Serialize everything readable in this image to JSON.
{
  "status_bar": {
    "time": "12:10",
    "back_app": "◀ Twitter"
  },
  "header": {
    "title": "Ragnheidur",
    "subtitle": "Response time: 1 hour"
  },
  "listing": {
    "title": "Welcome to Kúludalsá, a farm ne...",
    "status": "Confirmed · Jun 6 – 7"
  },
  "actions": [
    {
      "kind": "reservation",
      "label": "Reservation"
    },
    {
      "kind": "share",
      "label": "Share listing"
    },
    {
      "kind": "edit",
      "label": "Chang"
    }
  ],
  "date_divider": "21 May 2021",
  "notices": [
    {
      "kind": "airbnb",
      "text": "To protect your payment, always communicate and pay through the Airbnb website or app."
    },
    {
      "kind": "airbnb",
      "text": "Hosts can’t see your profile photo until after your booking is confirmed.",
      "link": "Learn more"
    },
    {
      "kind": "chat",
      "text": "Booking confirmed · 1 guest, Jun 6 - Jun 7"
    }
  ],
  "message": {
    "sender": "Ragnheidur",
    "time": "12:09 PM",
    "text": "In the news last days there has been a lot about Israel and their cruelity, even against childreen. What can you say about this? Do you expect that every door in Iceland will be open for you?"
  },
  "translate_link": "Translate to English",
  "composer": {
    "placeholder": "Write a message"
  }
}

= Exercise task =
All the data must be duplicated exactly, with nothing added or removed.

= Task solution =
Serialize everything readable in this image to JSON.
{
  "status_bar": {
    "time": "12:10",
    "back_app": "◀ Twitter"
  },
  "header": {
    "title": "Ragnheidur",
    "subtitle": "Response time: 1 hour"
  },
  "listing": {
    "title": "Welcome to Kúludalsá, a farm ne...",
    "status": "Confirmed · Jun 6 – 7"
  },
  "actions": [
    {
      "kind": "reservation",
      "label": "Reservation"
    },
    {
      "kind": "share",
      "label": "Share listing"
    },
    {
      "kind": "edit",
      "label": "Chang"
    }
  ],
  "date_divider": "21 May 2021",
  "notices": [
    {
      "kind": "airbnb",
      "text": "To protect your payment, always communicate and pay through the Airbnb website or app."
    },
    {
      "kind": "airbnb",
      "text": "Hosts can’t see your profile photo until after your booking is confirmed.",
      "link": "Learn more"
    },
    {
      "kind": "chat",
      "text": "Booking confirmed · 1 guest, Jun 6 - Jun 7"
    }
  ],
  "message": {
    "sender": "Ragnheidur",
    "time": "12:09 PM",
    "text": "In the news last days there has been a lot about Israel and their cruelity, even against childreen. What can you say about this? Do you expect that every door in Iceland will be open for you?"
  },
  "translate_link": "Translate to English",
  "composer": {
    "placeholder": "Write a message"
  }
}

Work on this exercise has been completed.